• What you are asked to do: Show, in full, each line of the data that contains "Concours".

····················

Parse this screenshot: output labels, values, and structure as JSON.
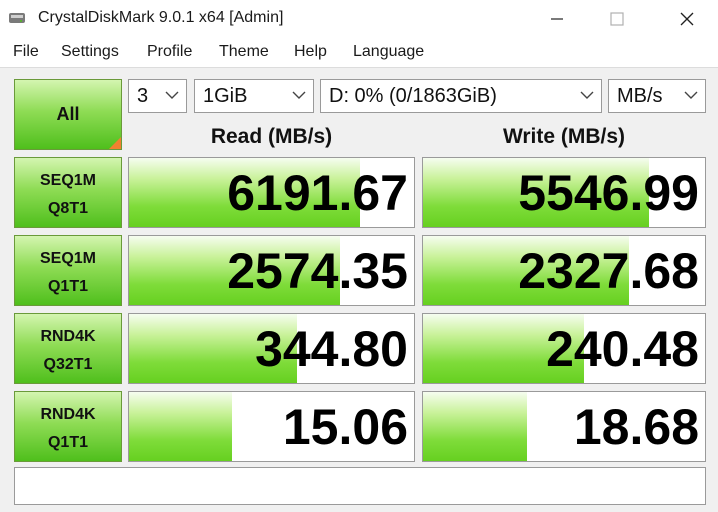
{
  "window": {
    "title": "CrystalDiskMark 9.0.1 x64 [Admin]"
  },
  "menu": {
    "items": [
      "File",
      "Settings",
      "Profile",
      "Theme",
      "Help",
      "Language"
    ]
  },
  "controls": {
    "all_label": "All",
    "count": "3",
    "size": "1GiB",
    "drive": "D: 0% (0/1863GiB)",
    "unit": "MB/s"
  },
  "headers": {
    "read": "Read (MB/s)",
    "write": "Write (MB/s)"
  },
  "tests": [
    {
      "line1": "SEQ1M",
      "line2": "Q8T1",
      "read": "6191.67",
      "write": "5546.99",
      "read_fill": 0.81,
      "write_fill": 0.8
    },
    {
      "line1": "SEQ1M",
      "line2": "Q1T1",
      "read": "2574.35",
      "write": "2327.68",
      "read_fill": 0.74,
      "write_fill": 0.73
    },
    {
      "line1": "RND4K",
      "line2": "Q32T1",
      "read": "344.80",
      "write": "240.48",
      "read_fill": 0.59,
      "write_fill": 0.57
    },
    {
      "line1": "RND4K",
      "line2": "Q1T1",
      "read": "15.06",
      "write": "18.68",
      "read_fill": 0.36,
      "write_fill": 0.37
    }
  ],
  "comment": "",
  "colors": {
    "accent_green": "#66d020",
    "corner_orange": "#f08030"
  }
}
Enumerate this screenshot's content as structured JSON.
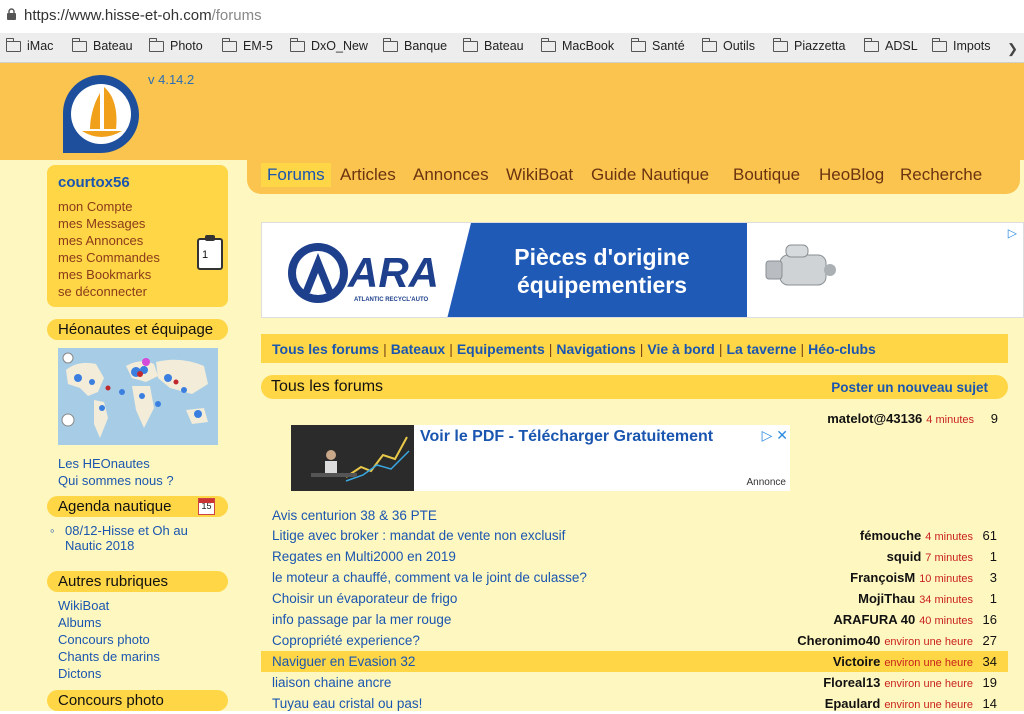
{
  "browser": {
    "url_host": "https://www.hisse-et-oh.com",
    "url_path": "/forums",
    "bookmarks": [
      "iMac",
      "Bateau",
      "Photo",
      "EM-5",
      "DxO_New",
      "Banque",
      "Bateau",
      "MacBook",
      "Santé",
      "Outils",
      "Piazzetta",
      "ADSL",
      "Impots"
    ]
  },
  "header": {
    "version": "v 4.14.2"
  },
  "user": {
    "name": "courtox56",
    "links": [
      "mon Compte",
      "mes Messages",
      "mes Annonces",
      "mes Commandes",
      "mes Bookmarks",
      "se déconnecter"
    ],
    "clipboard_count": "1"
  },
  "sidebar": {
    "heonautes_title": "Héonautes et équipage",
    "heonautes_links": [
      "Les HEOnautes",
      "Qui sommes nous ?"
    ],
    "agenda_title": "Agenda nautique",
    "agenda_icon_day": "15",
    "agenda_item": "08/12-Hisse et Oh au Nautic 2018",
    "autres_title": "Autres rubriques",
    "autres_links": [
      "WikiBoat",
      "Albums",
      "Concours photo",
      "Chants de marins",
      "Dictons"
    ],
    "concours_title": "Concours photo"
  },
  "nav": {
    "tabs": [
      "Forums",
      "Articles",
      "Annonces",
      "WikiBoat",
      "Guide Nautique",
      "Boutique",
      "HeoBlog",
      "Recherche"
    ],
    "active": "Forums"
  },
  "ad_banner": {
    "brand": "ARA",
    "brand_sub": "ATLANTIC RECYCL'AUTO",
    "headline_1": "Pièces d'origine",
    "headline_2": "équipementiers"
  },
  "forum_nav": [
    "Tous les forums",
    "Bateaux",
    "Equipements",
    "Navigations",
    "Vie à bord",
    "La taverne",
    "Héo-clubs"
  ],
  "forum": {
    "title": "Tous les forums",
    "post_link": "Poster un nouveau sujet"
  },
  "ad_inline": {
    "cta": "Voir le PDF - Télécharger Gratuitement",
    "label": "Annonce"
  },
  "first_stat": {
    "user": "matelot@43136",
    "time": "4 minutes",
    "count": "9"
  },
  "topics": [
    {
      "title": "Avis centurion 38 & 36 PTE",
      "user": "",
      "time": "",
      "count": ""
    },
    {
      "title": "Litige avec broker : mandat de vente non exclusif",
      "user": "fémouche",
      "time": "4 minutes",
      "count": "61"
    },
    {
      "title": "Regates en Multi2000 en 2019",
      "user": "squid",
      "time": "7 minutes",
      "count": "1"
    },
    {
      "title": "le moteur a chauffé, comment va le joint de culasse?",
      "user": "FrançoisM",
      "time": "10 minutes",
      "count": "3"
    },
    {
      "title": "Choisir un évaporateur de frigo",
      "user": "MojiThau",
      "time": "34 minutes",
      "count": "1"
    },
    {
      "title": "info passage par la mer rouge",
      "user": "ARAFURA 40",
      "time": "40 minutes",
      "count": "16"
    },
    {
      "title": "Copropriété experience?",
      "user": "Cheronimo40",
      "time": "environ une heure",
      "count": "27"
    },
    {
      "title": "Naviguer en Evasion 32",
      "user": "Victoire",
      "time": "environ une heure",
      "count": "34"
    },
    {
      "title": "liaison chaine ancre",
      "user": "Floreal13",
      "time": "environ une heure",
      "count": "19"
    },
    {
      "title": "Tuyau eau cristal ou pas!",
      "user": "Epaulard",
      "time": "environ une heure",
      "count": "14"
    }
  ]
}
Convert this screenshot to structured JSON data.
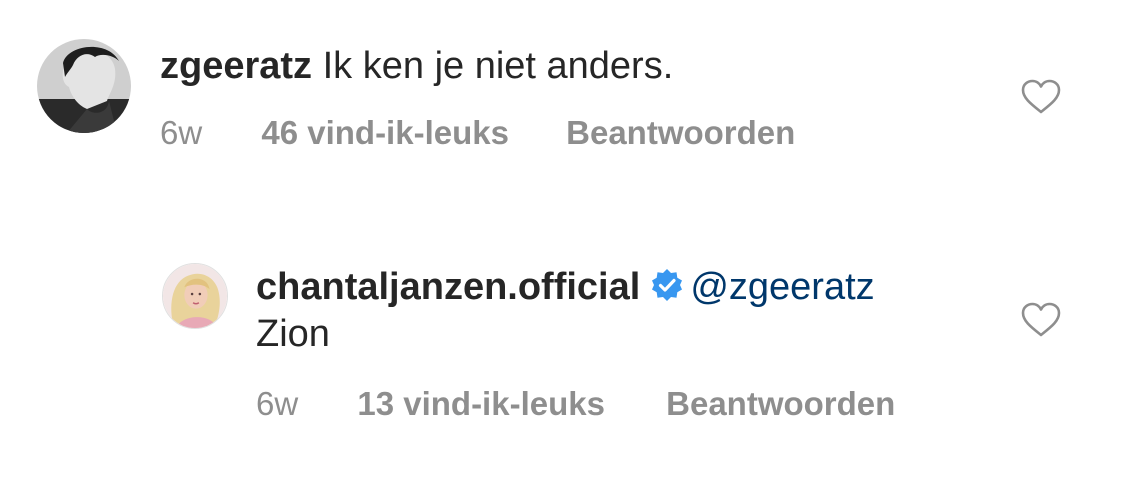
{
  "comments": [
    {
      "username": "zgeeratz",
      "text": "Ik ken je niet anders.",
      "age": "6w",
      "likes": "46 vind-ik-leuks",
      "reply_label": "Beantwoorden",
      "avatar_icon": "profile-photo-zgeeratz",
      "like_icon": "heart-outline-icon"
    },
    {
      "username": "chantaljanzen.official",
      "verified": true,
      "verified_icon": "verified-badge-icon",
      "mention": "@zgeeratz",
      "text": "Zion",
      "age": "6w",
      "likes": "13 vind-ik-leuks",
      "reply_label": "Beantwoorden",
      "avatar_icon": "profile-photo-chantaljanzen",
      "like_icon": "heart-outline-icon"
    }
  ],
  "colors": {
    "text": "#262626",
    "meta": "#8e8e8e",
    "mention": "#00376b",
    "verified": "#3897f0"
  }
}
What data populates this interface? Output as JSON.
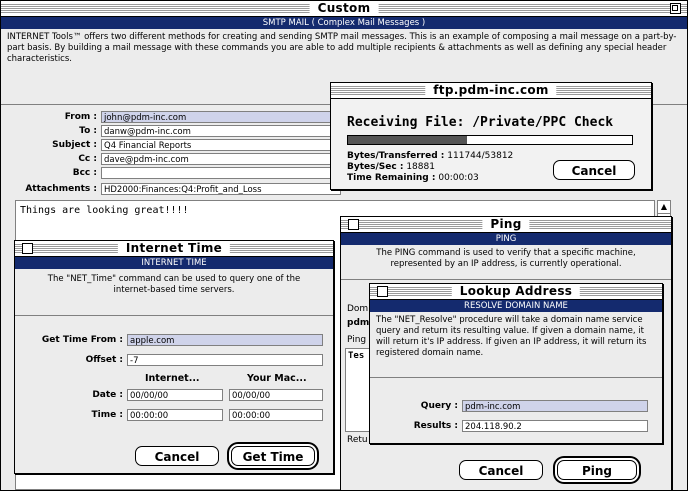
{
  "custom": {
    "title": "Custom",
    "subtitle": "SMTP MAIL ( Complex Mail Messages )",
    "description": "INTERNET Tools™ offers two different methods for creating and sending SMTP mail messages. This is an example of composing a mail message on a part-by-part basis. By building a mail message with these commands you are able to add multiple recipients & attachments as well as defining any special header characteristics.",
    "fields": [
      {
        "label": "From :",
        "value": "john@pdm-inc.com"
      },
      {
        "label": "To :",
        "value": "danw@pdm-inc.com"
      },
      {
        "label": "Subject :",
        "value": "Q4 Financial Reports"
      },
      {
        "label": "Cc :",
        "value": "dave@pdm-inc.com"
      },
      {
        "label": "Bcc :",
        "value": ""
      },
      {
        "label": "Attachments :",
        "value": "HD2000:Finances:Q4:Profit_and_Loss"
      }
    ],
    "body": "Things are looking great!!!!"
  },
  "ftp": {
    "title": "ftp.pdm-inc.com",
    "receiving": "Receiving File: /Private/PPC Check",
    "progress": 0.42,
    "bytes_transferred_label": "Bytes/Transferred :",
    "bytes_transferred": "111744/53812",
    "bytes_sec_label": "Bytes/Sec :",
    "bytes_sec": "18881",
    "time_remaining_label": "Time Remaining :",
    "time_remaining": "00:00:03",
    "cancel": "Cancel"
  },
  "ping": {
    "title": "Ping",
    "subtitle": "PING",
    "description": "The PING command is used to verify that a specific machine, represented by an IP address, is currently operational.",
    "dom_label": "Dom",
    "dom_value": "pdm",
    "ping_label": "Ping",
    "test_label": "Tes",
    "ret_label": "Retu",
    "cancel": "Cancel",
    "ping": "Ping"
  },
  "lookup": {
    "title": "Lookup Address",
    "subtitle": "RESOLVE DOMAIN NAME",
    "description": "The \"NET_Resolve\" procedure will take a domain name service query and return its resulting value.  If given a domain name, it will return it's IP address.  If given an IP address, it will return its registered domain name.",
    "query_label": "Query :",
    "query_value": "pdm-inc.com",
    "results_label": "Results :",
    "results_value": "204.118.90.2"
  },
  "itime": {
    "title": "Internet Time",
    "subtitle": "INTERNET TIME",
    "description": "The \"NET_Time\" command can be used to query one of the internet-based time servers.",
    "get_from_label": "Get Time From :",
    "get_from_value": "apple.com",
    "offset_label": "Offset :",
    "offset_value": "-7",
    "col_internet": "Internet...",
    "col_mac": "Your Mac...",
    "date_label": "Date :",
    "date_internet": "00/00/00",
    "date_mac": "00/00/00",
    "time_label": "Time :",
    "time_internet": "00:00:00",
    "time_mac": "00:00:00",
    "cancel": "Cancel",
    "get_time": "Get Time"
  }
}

····················

• Correct answer:
      "Concours photo",
    "concours_title": "Concours photo"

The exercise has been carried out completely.